--- start of MATERIAL FOR THIS TASK ---

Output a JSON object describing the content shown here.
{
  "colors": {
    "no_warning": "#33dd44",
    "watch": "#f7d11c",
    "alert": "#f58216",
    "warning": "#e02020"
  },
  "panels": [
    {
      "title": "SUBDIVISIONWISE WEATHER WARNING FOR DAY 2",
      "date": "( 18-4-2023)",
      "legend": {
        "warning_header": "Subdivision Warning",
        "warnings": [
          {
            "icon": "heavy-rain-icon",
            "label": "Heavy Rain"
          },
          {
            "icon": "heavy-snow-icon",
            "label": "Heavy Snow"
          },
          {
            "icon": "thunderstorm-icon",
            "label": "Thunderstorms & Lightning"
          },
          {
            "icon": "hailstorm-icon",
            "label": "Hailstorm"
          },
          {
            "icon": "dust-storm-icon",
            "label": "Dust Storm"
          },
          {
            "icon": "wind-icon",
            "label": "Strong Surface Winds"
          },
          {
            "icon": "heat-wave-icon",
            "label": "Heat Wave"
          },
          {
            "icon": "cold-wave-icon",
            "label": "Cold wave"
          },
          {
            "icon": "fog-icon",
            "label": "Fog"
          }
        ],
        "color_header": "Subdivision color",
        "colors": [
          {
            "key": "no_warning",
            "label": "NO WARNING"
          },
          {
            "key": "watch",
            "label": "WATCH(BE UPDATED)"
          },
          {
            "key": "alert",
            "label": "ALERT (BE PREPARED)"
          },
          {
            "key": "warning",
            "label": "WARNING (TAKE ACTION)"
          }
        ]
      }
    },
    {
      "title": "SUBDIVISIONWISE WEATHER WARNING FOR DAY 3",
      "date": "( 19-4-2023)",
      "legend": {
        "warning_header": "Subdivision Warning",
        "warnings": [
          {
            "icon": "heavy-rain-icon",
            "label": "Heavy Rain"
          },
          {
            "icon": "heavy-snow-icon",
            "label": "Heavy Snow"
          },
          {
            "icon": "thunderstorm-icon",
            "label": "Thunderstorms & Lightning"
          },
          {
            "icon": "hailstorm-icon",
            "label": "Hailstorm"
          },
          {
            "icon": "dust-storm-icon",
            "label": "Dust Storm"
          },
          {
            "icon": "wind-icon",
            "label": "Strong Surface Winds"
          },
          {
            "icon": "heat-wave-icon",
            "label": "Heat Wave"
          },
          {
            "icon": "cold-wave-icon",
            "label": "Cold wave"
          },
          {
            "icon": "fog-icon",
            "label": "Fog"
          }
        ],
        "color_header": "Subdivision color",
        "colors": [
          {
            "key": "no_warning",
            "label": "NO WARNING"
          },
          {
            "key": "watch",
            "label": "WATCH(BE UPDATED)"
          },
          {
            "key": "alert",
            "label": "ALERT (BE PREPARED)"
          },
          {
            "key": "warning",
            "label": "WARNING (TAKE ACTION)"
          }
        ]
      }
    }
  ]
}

--- end of MATERIAL FOR THIS TASK ---

» **GIVEN PROBLEM**
Look through the material above and pick out each line holding the word "WEATHER".

» **ANSWER BELOW**
      "title": "SUBDIVISIONWISE WEATHER WARNING FOR DAY 2",
      "title": "SUBDIVISIONWISE WEATHER WARNING FOR DAY 3",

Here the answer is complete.